Your goal – Count the lines containing "AspNetCore" in the entries underneath, and state that count without anything else.

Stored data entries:

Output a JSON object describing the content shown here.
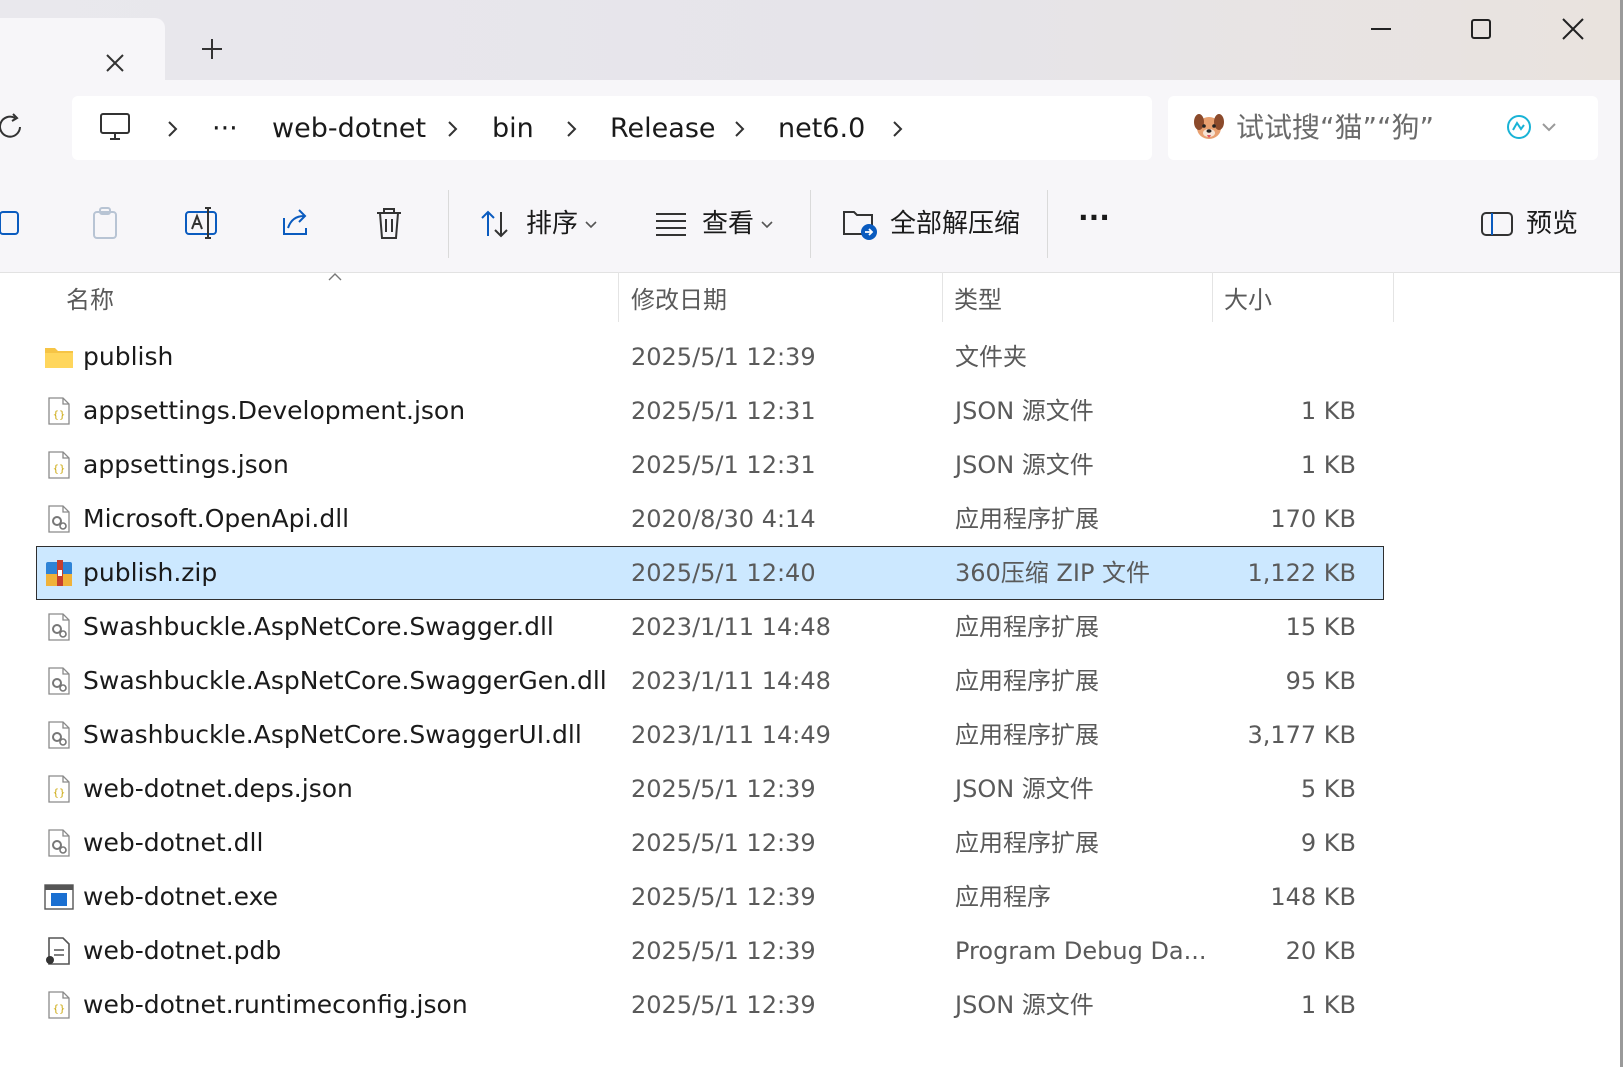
{
  "window": {
    "tab_add_symbol": "+"
  },
  "breadcrumb": {
    "overflow": "···",
    "items": [
      "web-dotnet",
      "bin",
      "Release",
      "net6.0"
    ]
  },
  "search": {
    "placeholder": "试试搜“猫”“狗”"
  },
  "toolbar": {
    "sort_label": "排序",
    "view_label": "查看",
    "extract_label": "全部解压缩",
    "more_label": "···",
    "preview_label": "预览"
  },
  "columns": {
    "name": "名称",
    "date": "修改日期",
    "type": "类型",
    "size": "大小"
  },
  "files": [
    {
      "name": "publish",
      "date": "2025/5/1 12:39",
      "type": "文件夹",
      "size": "",
      "icon": "folder-icon"
    },
    {
      "name": "appsettings.Development.json",
      "date": "2025/5/1 12:31",
      "type": "JSON 源文件",
      "size": "1 KB",
      "icon": "json-file-icon"
    },
    {
      "name": "appsettings.json",
      "date": "2025/5/1 12:31",
      "type": "JSON 源文件",
      "size": "1 KB",
      "icon": "json-file-icon"
    },
    {
      "name": "Microsoft.OpenApi.dll",
      "date": "2020/8/30 4:14",
      "type": "应用程序扩展",
      "size": "170 KB",
      "icon": "dll-file-icon"
    },
    {
      "name": "publish.zip",
      "date": "2025/5/1 12:40",
      "type": "360压缩 ZIP 文件",
      "size": "1,122 KB",
      "icon": "zip-file-icon",
      "selected": true
    },
    {
      "name": "Swashbuckle.AspNetCore.Swagger.dll",
      "date": "2023/1/11 14:48",
      "type": "应用程序扩展",
      "size": "15 KB",
      "icon": "dll-file-icon"
    },
    {
      "name": "Swashbuckle.AspNetCore.SwaggerGen.dll",
      "date": "2023/1/11 14:48",
      "type": "应用程序扩展",
      "size": "95 KB",
      "icon": "dll-file-icon"
    },
    {
      "name": "Swashbuckle.AspNetCore.SwaggerUI.dll",
      "date": "2023/1/11 14:49",
      "type": "应用程序扩展",
      "size": "3,177 KB",
      "icon": "dll-file-icon"
    },
    {
      "name": "web-dotnet.deps.json",
      "date": "2025/5/1 12:39",
      "type": "JSON 源文件",
      "size": "5 KB",
      "icon": "json-file-icon"
    },
    {
      "name": "web-dotnet.dll",
      "date": "2025/5/1 12:39",
      "type": "应用程序扩展",
      "size": "9 KB",
      "icon": "dll-file-icon"
    },
    {
      "name": "web-dotnet.exe",
      "date": "2025/5/1 12:39",
      "type": "应用程序",
      "size": "148 KB",
      "icon": "exe-file-icon"
    },
    {
      "name": "web-dotnet.pdb",
      "date": "2025/5/1 12:39",
      "type": "Program Debug Da...",
      "size": "20 KB",
      "icon": "pdb-file-icon"
    },
    {
      "name": "web-dotnet.runtimeconfig.json",
      "date": "2025/5/1 12:39",
      "type": "JSON 源文件",
      "size": "1 KB",
      "icon": "json-file-icon"
    }
  ]
}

Result for this exercise – 3